Aim of the exercise: Write a continuation of the passage below on Scottish Labour's reaction to the SNP's economic Report, beginning after its final sentence.

═══ Text excerpt

Scottish Labour’s response has been robust. Richard Leonard has condemned the Report as offering ‘an unprecedented decade of domestic austerity with even deeper cuts than those implemented by George Osborne’. It was ‘A vision of another wasted decade, with people living, surviving, many struggling under the dogma of a deficit reduction plan.’
Former Leadership contender, left-wing MSP Neil Findlay has called it ‘an eye opener for many who supported ‘yes’ in the referendum because they wanted a fairer more equal Scotland’
Tellingly, the Report’s authors had consulted some 20 business organisations, but not one trade union. Forced to choose between the aspirations of working people to see an end to austerity, and the economic orthodoxies of the Bank of England and the Treasury, the SNP have chosen the bankers and financiers. Such is where a class-collaborationist party ends up!

══════
═══ Data lines

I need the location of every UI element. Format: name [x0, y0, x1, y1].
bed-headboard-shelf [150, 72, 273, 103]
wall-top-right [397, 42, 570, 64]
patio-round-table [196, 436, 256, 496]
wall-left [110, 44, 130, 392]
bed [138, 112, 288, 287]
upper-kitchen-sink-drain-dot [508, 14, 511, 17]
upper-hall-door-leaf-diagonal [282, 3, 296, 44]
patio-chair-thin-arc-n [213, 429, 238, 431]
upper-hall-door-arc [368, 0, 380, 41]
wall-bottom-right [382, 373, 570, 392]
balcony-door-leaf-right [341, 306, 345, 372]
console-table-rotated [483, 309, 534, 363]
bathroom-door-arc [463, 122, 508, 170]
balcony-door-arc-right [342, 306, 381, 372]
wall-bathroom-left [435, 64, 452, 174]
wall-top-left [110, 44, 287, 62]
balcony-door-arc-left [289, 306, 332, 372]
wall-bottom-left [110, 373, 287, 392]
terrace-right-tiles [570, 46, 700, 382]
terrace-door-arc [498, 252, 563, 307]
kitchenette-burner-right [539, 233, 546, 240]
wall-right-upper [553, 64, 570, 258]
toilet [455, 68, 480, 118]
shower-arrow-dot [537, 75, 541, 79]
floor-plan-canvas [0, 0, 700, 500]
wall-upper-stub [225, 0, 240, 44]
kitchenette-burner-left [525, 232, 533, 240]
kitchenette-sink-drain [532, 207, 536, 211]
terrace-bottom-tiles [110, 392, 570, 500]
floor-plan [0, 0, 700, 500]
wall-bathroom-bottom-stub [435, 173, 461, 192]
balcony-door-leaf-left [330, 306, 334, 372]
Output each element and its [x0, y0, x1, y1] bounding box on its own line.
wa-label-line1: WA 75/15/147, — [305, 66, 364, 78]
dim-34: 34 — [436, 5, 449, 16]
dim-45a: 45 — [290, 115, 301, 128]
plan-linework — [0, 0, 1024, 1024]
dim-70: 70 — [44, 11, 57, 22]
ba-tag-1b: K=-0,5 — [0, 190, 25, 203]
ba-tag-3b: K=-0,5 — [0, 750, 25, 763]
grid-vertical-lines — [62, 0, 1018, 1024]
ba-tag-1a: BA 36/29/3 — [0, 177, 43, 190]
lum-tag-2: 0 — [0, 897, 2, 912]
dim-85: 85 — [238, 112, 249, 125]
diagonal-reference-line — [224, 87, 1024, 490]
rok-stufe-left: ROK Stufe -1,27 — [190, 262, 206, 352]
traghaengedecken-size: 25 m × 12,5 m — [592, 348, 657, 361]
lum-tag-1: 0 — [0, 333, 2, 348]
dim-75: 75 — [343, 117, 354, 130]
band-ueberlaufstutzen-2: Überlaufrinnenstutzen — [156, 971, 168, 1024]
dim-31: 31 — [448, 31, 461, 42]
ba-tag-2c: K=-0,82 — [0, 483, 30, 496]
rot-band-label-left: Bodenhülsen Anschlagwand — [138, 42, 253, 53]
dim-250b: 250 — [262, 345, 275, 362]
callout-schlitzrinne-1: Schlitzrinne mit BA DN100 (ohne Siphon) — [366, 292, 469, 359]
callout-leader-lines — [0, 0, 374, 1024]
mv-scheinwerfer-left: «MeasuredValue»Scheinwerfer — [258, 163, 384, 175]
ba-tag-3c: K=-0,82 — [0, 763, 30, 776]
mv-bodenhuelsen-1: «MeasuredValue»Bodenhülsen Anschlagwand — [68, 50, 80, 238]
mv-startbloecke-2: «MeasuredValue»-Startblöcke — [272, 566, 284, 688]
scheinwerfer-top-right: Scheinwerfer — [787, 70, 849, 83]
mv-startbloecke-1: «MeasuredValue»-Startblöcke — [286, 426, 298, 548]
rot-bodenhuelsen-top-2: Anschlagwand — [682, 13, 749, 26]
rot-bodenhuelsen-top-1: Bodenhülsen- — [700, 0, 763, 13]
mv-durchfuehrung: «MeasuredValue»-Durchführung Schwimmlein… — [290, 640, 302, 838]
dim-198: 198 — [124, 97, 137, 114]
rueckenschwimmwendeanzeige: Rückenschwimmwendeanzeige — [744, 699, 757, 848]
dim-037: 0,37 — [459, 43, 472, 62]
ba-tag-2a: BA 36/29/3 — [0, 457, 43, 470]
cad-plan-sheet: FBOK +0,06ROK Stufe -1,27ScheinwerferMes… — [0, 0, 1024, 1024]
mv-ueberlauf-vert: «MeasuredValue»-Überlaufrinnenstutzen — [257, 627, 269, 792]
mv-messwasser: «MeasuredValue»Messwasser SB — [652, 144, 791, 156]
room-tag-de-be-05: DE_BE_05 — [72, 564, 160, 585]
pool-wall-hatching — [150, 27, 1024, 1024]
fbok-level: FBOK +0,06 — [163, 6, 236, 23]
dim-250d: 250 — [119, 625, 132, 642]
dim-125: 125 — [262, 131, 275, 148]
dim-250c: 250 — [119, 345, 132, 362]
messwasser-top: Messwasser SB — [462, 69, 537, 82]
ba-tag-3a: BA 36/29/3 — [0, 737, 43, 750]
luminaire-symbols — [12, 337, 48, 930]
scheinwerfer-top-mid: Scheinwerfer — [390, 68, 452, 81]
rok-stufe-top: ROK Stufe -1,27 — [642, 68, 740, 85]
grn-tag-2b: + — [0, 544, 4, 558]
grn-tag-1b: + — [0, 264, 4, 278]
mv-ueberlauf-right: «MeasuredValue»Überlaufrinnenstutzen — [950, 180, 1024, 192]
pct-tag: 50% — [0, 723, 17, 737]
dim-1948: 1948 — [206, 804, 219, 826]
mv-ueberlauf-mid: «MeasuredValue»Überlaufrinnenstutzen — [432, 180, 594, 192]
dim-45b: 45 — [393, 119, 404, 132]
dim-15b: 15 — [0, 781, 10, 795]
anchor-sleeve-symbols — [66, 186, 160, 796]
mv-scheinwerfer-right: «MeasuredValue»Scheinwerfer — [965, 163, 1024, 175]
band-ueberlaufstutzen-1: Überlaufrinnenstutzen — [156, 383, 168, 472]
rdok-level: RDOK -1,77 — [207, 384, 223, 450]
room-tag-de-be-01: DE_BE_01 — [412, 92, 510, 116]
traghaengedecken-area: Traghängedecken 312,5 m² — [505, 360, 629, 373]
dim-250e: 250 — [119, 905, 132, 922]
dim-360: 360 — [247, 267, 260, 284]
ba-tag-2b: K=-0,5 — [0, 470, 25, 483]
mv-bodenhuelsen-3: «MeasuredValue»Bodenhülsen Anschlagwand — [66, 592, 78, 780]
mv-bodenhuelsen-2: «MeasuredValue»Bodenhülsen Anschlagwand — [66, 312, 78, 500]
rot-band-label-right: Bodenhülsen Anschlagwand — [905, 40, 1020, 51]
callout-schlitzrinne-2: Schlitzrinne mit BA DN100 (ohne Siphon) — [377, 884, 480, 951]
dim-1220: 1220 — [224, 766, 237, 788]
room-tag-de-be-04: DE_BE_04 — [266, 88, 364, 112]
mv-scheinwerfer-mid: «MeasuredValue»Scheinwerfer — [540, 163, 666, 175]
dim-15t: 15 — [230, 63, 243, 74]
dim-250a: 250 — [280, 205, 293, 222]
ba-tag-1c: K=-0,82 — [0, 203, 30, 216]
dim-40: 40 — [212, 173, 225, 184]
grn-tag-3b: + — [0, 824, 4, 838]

══════

Answer for the task:
The aim must now be to get the message out to the wider electorate. The importance of the Report lies in as as much as how it shows the SNP’s willingness to embrace a right wing agenda as it does in determining a vote in any future independence referendum. As a clear majority of the Scottish electorate is still opposed to IndyRef2, Sturgeon is bobbing and weaving to avoid naming a date for a second poll. So the next big electoral test is likely to be a General Election. With Labour trailing the SNP by 17 percentage points in Scotland, making a key plank in our campaign a vigorous denunciation of the path charted by the SNP’s ‘Cuts Commission’ could pay dividends.
Former Labour supporters who left us over our lack of a radical programme surely now have little reason to stick with the SNP when Jeremy and Richard can offer an economic plan promoting hope over austerity and championing a real redistributive economic policy, with an expanding role for public services and public ownership.